[Stored records]

******************************

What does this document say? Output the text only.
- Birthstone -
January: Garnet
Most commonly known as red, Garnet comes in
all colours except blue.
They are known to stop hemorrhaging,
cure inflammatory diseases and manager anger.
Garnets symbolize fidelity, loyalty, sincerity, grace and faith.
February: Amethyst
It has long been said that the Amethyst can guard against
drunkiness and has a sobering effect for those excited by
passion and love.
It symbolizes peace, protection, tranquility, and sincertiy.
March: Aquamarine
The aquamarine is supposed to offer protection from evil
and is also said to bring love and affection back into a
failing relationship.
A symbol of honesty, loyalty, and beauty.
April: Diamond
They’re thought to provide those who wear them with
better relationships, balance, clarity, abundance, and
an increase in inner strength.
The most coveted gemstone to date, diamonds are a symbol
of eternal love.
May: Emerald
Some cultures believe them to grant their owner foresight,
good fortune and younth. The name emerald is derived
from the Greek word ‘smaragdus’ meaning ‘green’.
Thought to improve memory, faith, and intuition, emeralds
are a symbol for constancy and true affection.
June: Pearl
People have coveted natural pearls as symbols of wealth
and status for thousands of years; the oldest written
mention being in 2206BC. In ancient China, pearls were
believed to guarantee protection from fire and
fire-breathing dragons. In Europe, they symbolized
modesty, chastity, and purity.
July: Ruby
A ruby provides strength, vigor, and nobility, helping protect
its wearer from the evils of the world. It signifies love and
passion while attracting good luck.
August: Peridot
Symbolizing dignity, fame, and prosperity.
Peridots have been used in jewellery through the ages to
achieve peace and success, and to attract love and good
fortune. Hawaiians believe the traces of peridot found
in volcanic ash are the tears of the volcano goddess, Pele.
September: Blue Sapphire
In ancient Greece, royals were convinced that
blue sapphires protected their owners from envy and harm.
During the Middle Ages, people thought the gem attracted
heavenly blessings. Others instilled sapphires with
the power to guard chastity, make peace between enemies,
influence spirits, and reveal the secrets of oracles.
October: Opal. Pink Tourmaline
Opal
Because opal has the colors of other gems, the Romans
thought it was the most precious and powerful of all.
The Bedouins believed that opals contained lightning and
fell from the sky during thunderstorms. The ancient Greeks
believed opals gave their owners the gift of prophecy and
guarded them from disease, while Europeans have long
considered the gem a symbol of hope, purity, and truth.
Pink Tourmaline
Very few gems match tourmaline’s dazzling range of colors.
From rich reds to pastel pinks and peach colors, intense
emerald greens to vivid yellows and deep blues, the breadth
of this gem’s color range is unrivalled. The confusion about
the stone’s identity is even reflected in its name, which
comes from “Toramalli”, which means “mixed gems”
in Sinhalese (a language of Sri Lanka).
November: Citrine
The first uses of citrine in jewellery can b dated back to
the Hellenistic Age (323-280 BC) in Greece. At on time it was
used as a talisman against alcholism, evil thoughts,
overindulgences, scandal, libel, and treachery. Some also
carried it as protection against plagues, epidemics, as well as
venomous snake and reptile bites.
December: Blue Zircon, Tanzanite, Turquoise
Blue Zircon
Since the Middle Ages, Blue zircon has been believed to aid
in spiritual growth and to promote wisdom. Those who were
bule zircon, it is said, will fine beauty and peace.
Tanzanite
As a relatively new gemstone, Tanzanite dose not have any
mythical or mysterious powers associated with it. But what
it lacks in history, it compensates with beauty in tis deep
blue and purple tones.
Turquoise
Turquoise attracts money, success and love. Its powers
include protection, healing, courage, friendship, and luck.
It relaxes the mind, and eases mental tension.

******************************

▶ **WHAT TO DO**: Every line containing the string "while" must be listed.

▶ **REPLY TO THE EXERCISE**:
passion while attracting good luck.
guarded them from disease, while Europeans have long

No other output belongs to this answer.